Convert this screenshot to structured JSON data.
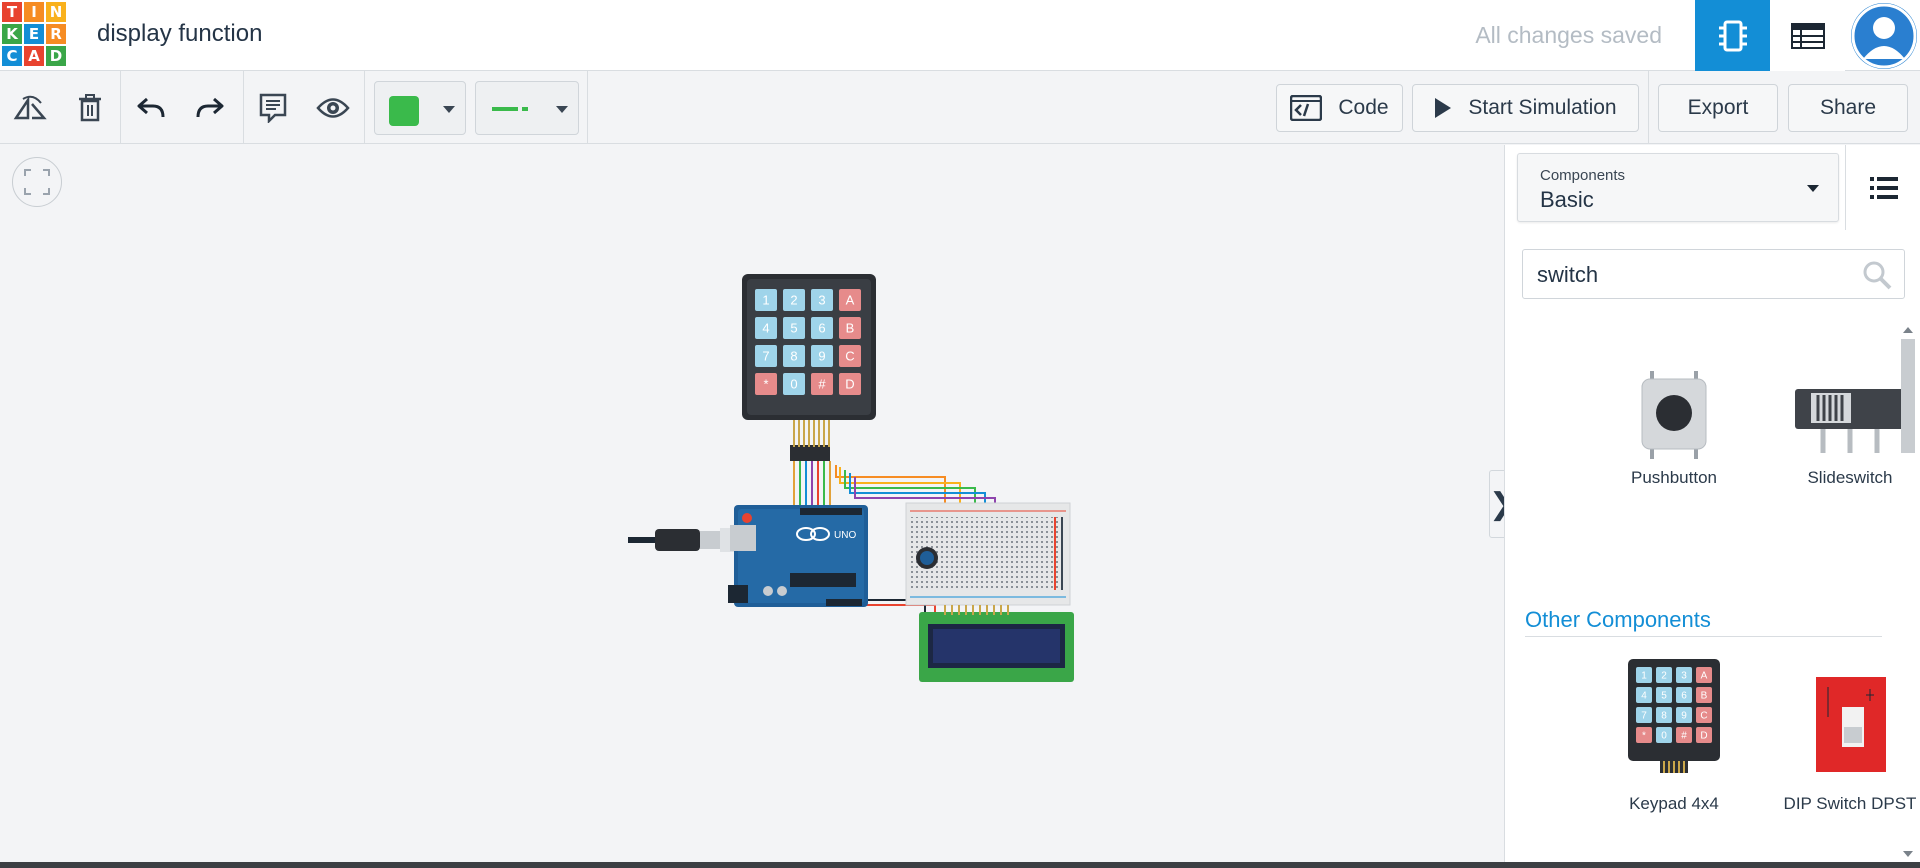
{
  "app": {
    "logo_letters": [
      "T",
      "I",
      "N",
      "K",
      "E",
      "R",
      "C",
      "A",
      "D"
    ],
    "logo_colors": [
      "#e8432f",
      "#f68c23",
      "#f9b11c",
      "#3aa648",
      "#138ed6",
      "#f68c23",
      "#138ed6",
      "#e8432f",
      "#3aa648"
    ],
    "project_title": "display function",
    "save_status": "All changes saved",
    "accent": "#138ed6"
  },
  "header": {
    "circuit_view_icon": "circuit-chip-icon",
    "schematic_view_icon": "table-list-icon",
    "avatar_icon": "user-avatar-icon"
  },
  "toolbar": {
    "tools": [
      "rotate-icon",
      "trash-icon",
      "undo-icon",
      "redo-icon",
      "notes-icon",
      "eye-icon"
    ],
    "fill_color": "#3aba4b",
    "line_color": "#3aba4b",
    "code_label": "Code",
    "simulate_label": "Start Simulation",
    "export_label": "Export",
    "share_label": "Share"
  },
  "panel": {
    "dropdown_label": "Components",
    "dropdown_value": "Basic",
    "search_value": "switch",
    "results": [
      {
        "label": "Pushbutton",
        "icon": "pushbutton-icon"
      },
      {
        "label": "Slideswitch",
        "icon": "slideswitch-icon"
      }
    ],
    "section_title": "Other Components",
    "other": [
      {
        "label": "Keypad 4x4",
        "icon": "keypad-icon"
      },
      {
        "label": "DIP Switch DPST",
        "icon": "dip-switch-icon"
      }
    ],
    "collapse_glyph": "❯"
  },
  "canvas": {
    "keypad_keys": [
      "1",
      "2",
      "3",
      "A",
      "4",
      "5",
      "6",
      "B",
      "7",
      "8",
      "9",
      "C",
      "*",
      "0",
      "#",
      "D"
    ],
    "keypad_colors": {
      "digit": "#9fd4ea",
      "letter": "#e68b8b"
    },
    "board_text": "UNO"
  }
}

------------------------------

- [WORK TO BE COMPLETED] Omit pictures; set down the rest of the material word for word.

- [WRITTEN REPLY]
Convert this screenshot to structured JSON data.
{
  "app": {
    "logo_letters": [
      "T",
      "I",
      "N",
      "K",
      "E",
      "R",
      "C",
      "A",
      "D"
    ],
    "logo_colors": [
      "#e8432f",
      "#f68c23",
      "#f9b11c",
      "#3aa648",
      "#138ed6",
      "#f68c23",
      "#138ed6",
      "#e8432f",
      "#3aa648"
    ],
    "project_title": "display function",
    "save_status": "All changes saved",
    "accent": "#138ed6"
  },
  "header": {
    "circuit_view_icon": "circuit-chip-icon",
    "schematic_view_icon": "table-list-icon",
    "avatar_icon": "user-avatar-icon"
  },
  "toolbar": {
    "tools": [
      "rotate-icon",
      "trash-icon",
      "undo-icon",
      "redo-icon",
      "notes-icon",
      "eye-icon"
    ],
    "fill_color": "#3aba4b",
    "line_color": "#3aba4b",
    "code_label": "Code",
    "simulate_label": "Start Simulation",
    "export_label": "Export",
    "share_label": "Share"
  },
  "panel": {
    "dropdown_label": "Components",
    "dropdown_value": "Basic",
    "search_value": "switch",
    "results": [
      {
        "label": "Pushbutton",
        "icon": "pushbutton-icon"
      },
      {
        "label": "Slideswitch",
        "icon": "slideswitch-icon"
      }
    ],
    "section_title": "Other Components",
    "other": [
      {
        "label": "Keypad 4x4",
        "icon": "keypad-icon"
      },
      {
        "label": "DIP Switch DPST",
        "icon": "dip-switch-icon"
      }
    ],
    "collapse_glyph": "❯"
  },
  "canvas": {
    "keypad_keys": [
      "1",
      "2",
      "3",
      "A",
      "4",
      "5",
      "6",
      "B",
      "7",
      "8",
      "9",
      "C",
      "*",
      "0",
      "#",
      "D"
    ],
    "keypad_colors": {
      "digit": "#9fd4ea",
      "letter": "#e68b8b"
    },
    "board_text": "UNO"
  }
}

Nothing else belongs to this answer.